Aim of the exercise:
Copy all lines in which the word "Bitcoin" can be found.
** begin Material for this task **
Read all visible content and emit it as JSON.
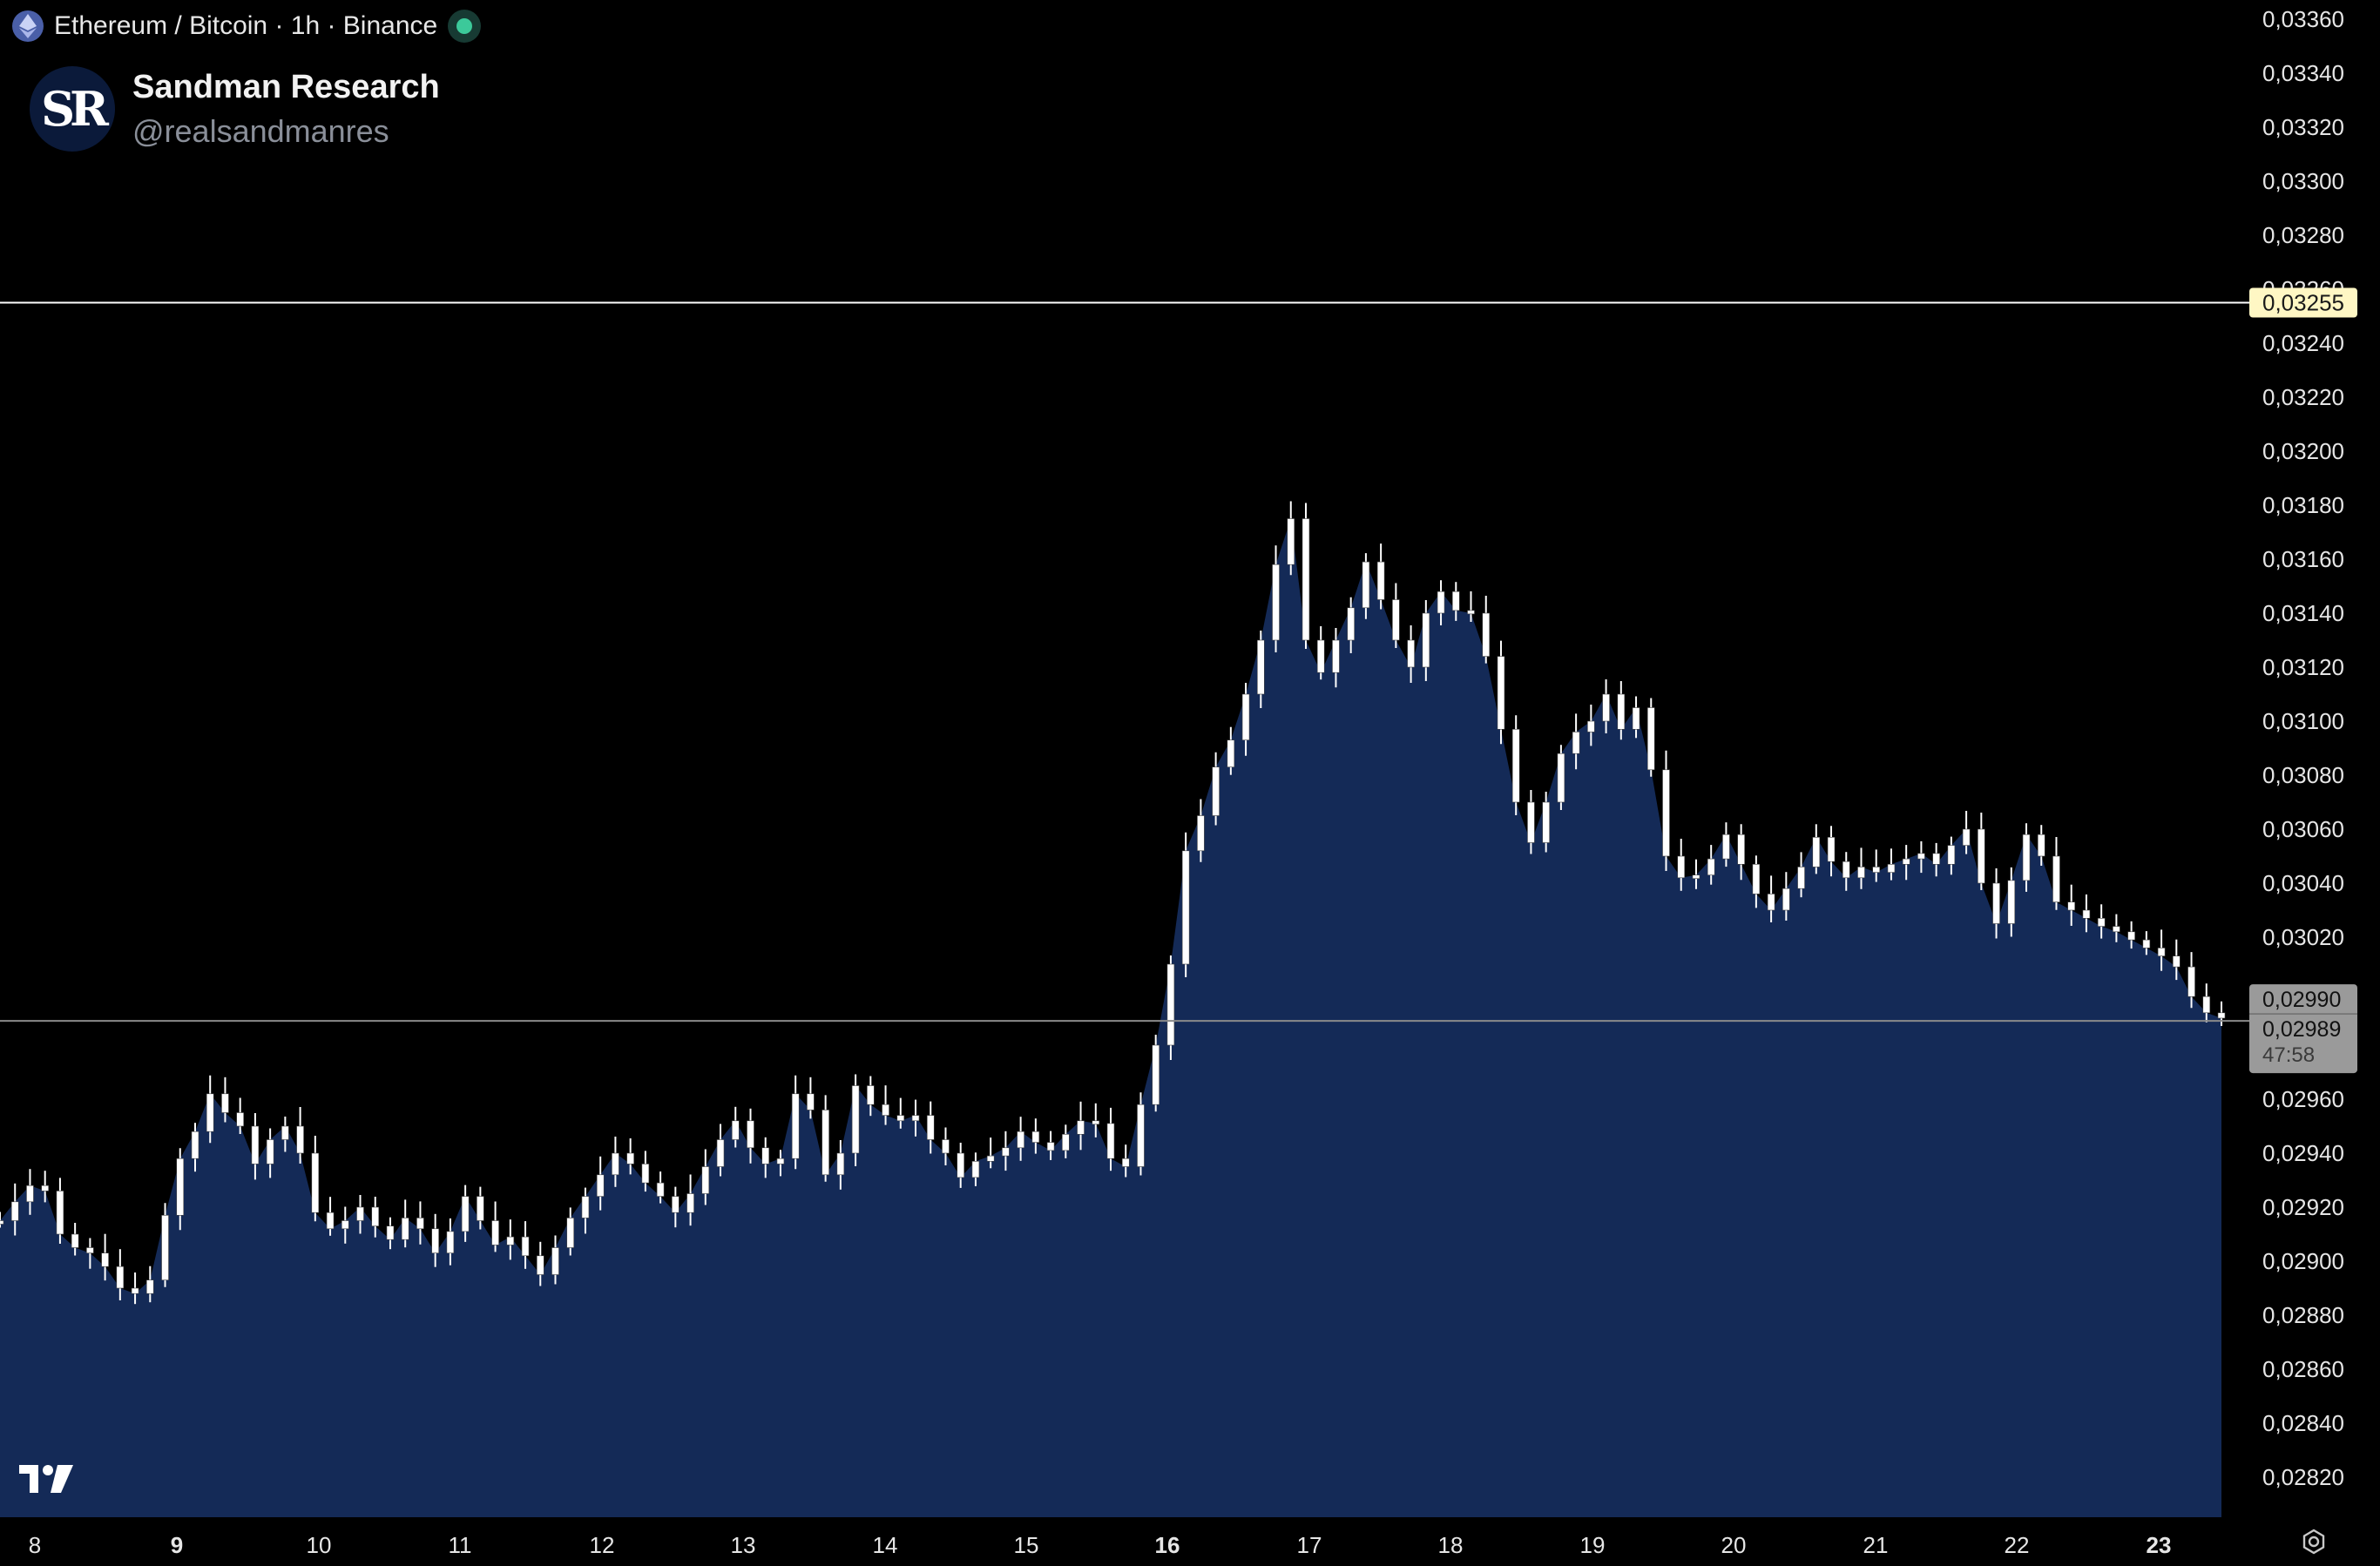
{
  "header": {
    "symbol_title": "Ethereum / Bitcoin · 1h · Binance",
    "brand_name": "Sandman Research",
    "brand_handle": "@realsandmanres",
    "avatar_initials": "SR"
  },
  "price_scale": {
    "ticks": [
      "0,03360",
      "0,03340",
      "0,03320",
      "0,03300",
      "0,03280",
      "0,03260",
      "0,03240",
      "0,03220",
      "0,03200",
      "0,03180",
      "0,03160",
      "0,03140",
      "0,03120",
      "0,03100",
      "0,03080",
      "0,03060",
      "0,03040",
      "0,03020",
      "0,02990",
      "0,02960",
      "0,02940",
      "0,02920",
      "0,02900",
      "0,02880",
      "0,02860",
      "0,02840",
      "0,02820"
    ],
    "marked_level_label": "0,03255",
    "last_price_label": "0,02990",
    "current_price_label": "0,02989",
    "countdown": "47:58"
  },
  "time_axis": {
    "labels": [
      "8",
      "9",
      "10",
      "11",
      "12",
      "13",
      "14",
      "15",
      "16",
      "17",
      "18",
      "19",
      "20",
      "21",
      "22",
      "23"
    ],
    "bold_labels": [
      "9",
      "16",
      "23"
    ]
  },
  "colors": {
    "background": "#000000",
    "area_fill": "#142a57",
    "candle": "#ffffff",
    "level_line": "#ffffff",
    "level_badge": "#fff7c4",
    "current_line": "#8a8a8a",
    "price_badge": "#9a9a9a",
    "live_indicator": "#3cc99a",
    "eth_icon": "#4a5fa8"
  },
  "chart_data": {
    "type": "line",
    "series": [
      {
        "values": [
          0.02915,
          0.02922,
          0.02928,
          0.02926,
          0.0291,
          0.02905,
          0.02903,
          0.02898,
          0.0289,
          0.02888,
          0.02893,
          0.02917,
          0.02938,
          0.02948,
          0.02962,
          0.02955,
          0.0295,
          0.02936,
          0.02945,
          0.0295,
          0.0294,
          0.02918,
          0.02912,
          0.02915,
          0.0292,
          0.02913,
          0.02908,
          0.02916,
          0.02912,
          0.02903,
          0.02911,
          0.02924,
          0.02915,
          0.02906,
          0.02909,
          0.02902,
          0.02895,
          0.02905,
          0.02916,
          0.02924,
          0.02932,
          0.0294,
          0.02936,
          0.02929,
          0.02924,
          0.02918,
          0.02925,
          0.02935,
          0.02945,
          0.02952,
          0.02942,
          0.02936,
          0.02938,
          0.02962,
          0.02956,
          0.02932,
          0.0294,
          0.02965,
          0.02958,
          0.02954,
          0.02952,
          0.02954,
          0.02945,
          0.0294,
          0.02931,
          0.02937,
          0.02939,
          0.02942,
          0.02948,
          0.02944,
          0.02941,
          0.02947,
          0.02952,
          0.02951,
          0.02938,
          0.02935,
          0.02958,
          0.0298,
          0.0301,
          0.03052,
          0.03065,
          0.03083,
          0.03093,
          0.0311,
          0.0313,
          0.03158,
          0.03175,
          0.0313,
          0.03118,
          0.0313,
          0.03142,
          0.03159,
          0.03145,
          0.0313,
          0.0312,
          0.0314,
          0.03148,
          0.03141,
          0.0314,
          0.03124,
          0.03097,
          0.0307,
          0.03055,
          0.0307,
          0.03088,
          0.03096,
          0.031,
          0.0311,
          0.03097,
          0.03105,
          0.03082,
          0.0305,
          0.03042,
          0.03043,
          0.03049,
          0.03058,
          0.03047,
          0.03036,
          0.0303,
          0.03038,
          0.03046,
          0.03057,
          0.03048,
          0.03042,
          0.03046,
          0.03044,
          0.03047,
          0.03049,
          0.03051,
          0.03047,
          0.03054,
          0.0306,
          0.0304,
          0.03025,
          0.03041,
          0.03058,
          0.0305,
          0.03033,
          0.0303,
          0.03027,
          0.03024,
          0.03022,
          0.03019,
          0.03016,
          0.03013,
          0.03009,
          0.02998,
          0.02992,
          0.0299
        ]
      }
    ],
    "x_labels": [
      "8",
      "9",
      "10",
      "11",
      "12",
      "13",
      "14",
      "15",
      "16",
      "17",
      "18",
      "19",
      "20",
      "21",
      "22",
      "23"
    ],
    "ylim": [
      0.02805,
      0.03365
    ],
    "horizontal_levels": [
      0.03255,
      0.0299
    ],
    "current_price": 0.02989,
    "grid": false,
    "title": "Ethereum / Bitcoin · 1h · Binance"
  }
}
** end Material for this task **
Full answer:
    "symbol_title": "Ethereum / Bitcoin · 1h · Binance",
    "title": "Ethereum / Bitcoin · 1h · Binance"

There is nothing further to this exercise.